◆ Documento di partenza ◆
---------------

Ci sono libri che sono universi e “Oceano Mare” è uno di loro: un racconto delle cose umane, dei limiti, dei naufragi memorabili – come quello della Medusa dipinto da Géricault – e di quelli quotidiani, nostri e nel mari poco lontani da noi – Una rilettura del romanzo cult di Baricco

Ci sono libri che sono universi. Storie che creano mondi, li scoprono e li intrecciano tra loro, avvicinando anche quelli che sembrano più lontani. Oceano Mare (Feltrinelli) è uno di questi, una distesa di personaggi, luoghi e momenti che, alla fine, sembrano nati per essere parte della stessa onda. 

È difficile sintetizzare Oceano Mare. In generale, i libri di Alessandro Baricco mettono in difficoltà davanti alla domanda “di cosa parla?”. Nel caso di Oceano Mare, pubblicato nel 1993, anche la quarta di copertina si arrende davanti a questa evidenza e si limita a dire “sul mare, tanto tempo fa, naufraga una fregata francese, 147 uomini cercano salvezza su una zattera. Il mare massacro, da vicino. Il mare slavina, da lontano. Il mare che raccoglie e disperde vite. L’avventura di sopravvivergli e di raccontarlo”. In realtà, Oceano Mare è questo ma anche molto di più.

---------------

◆ Estratti dei dati ◆
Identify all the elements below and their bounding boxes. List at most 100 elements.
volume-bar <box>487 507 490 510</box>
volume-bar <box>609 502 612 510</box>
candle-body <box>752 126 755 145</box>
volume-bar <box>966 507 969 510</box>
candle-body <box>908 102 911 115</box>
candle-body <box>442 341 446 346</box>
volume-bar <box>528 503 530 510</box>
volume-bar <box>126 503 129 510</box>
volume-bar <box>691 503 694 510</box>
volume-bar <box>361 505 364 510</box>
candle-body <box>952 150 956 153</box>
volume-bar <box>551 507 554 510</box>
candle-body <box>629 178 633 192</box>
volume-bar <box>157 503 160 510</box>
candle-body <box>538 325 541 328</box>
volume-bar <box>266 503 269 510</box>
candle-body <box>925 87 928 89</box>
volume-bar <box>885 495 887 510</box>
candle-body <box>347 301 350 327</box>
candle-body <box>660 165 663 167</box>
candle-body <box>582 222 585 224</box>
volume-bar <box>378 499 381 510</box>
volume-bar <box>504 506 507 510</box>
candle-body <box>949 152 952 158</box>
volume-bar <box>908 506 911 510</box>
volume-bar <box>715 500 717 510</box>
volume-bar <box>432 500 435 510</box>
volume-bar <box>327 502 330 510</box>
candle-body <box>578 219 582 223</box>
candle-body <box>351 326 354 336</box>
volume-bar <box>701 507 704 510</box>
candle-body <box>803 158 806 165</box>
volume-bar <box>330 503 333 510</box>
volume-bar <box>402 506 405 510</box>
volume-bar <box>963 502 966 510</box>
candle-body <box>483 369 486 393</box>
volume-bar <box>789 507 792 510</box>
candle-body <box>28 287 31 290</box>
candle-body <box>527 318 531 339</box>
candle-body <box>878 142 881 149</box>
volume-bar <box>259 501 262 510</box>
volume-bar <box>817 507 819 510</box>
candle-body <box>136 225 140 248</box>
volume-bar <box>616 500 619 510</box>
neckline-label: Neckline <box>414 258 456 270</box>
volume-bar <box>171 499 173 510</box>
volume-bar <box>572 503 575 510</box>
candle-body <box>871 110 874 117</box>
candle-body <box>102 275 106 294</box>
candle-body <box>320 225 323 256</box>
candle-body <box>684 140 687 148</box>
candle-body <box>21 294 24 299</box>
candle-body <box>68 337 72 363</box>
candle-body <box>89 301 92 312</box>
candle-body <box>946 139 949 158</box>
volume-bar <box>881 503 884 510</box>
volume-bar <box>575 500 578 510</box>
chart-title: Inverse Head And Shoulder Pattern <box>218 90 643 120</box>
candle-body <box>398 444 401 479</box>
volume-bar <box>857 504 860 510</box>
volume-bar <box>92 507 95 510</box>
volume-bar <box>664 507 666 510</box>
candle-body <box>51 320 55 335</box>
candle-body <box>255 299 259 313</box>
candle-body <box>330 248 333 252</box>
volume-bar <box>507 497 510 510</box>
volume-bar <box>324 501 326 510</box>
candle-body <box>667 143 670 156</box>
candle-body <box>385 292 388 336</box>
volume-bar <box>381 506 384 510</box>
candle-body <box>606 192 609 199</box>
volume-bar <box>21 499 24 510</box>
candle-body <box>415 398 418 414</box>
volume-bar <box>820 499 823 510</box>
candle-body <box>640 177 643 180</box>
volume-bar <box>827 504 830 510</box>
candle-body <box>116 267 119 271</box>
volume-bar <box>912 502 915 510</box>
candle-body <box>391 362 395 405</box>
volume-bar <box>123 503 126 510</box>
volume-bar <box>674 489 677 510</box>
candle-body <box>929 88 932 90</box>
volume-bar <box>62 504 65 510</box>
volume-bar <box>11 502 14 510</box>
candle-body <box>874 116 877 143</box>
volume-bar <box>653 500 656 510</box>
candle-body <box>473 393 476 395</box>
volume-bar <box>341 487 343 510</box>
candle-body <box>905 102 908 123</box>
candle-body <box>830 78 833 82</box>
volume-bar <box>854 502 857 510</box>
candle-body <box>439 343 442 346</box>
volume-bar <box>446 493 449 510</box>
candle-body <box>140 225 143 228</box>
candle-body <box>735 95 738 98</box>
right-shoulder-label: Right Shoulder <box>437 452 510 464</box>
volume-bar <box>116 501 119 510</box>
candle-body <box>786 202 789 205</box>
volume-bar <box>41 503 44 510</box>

---------------

◆ Quesito A ◆
Riporti tali e quali le voci, dalla prima fino alla riga che contiene "chart-title: Inverse Head", inclusa.
◆ Quesito B ◆
Prosegua il testo su Oceano Mare di Alessandro Baricco dopo l'ultima frase riportata.

◆ Risposta A ◆
Identify all the elements below and their bounding boxes. List at most 100 elements.
volume-bar <box>487 507 490 510</box>
volume-bar <box>609 502 612 510</box>
candle-body <box>752 126 755 145</box>
volume-bar <box>966 507 969 510</box>
candle-body <box>908 102 911 115</box>
candle-body <box>442 341 446 346</box>
volume-bar <box>528 503 530 510</box>
volume-bar <box>126 503 129 510</box>
volume-bar <box>691 503 694 510</box>
volume-bar <box>361 505 364 510</box>
candle-body <box>952 150 956 153</box>
volume-bar <box>551 507 554 510</box>
candle-body <box>629 178 633 192</box>
volume-bar <box>157 503 160 510</box>
candle-body <box>538 325 541 328</box>
volume-bar <box>266 503 269 510</box>
candle-body <box>925 87 928 89</box>
volume-bar <box>885 495 887 510</box>
candle-body <box>347 301 350 327</box>
candle-body <box>660 165 663 167</box>
candle-body <box>582 222 585 224</box>
volume-bar <box>378 499 381 510</box>
volume-bar <box>504 506 507 510</box>
candle-body <box>949 152 952 158</box>
volume-bar <box>908 506 911 510</box>
volume-bar <box>715 500 717 510</box>
volume-bar <box>432 500 435 510</box>
volume-bar <box>327 502 330 510</box>
candle-body <box>578 219 582 223</box>
candle-body <box>351 326 354 336</box>
volume-bar <box>701 507 704 510</box>
candle-body <box>803 158 806 165</box>
volume-bar <box>330 503 333 510</box>
volume-bar <box>402 506 405 510</box>
volume-bar <box>963 502 966 510</box>
candle-body <box>483 369 486 393</box>
volume-bar <box>789 507 792 510</box>
candle-body <box>28 287 31 290</box>
candle-body <box>527 318 531 339</box>
candle-body <box>878 142 881 149</box>
volume-bar <box>259 501 262 510</box>
volume-bar <box>817 507 819 510</box>
candle-body <box>136 225 140 248</box>
volume-bar <box>616 500 619 510</box>
neckline-label: Neckline <box>414 258 456 270</box>
volume-bar <box>171 499 173 510</box>
volume-bar <box>572 503 575 510</box>
candle-body <box>871 110 874 117</box>
candle-body <box>102 275 106 294</box>
candle-body <box>320 225 323 256</box>
candle-body <box>684 140 687 148</box>
candle-body <box>21 294 24 299</box>
candle-body <box>68 337 72 363</box>
candle-body <box>89 301 92 312</box>
candle-body <box>946 139 949 158</box>
volume-bar <box>881 503 884 510</box>
volume-bar <box>575 500 578 510</box>
chart-title: Inverse Head And Shoulder Pattern <box>218 90 643 120</box>

◆ Risposta B ◆
Oceano mare Baricco

Libro primo – Locanda Almayer

Oceano Mare, come ogni storia umana del resto, inizia dalle cose incomplete: dai suoi personaggi – figure incompiute ma dai contorni nitidi – e dal luogo senza tempo in cui, per caso, si incontrano – la Locanda Almayer“Posata sulla cornice ultima del mondo, a un passo dalla fine del mare […] pareva – lì così solitaria – come dimenticata. Aveva quella bellezza di cui solo i vinti sono capaci. E la limpidezza delle cose deboli. E la solitudine, perfetta, di ciò che si è perduto”.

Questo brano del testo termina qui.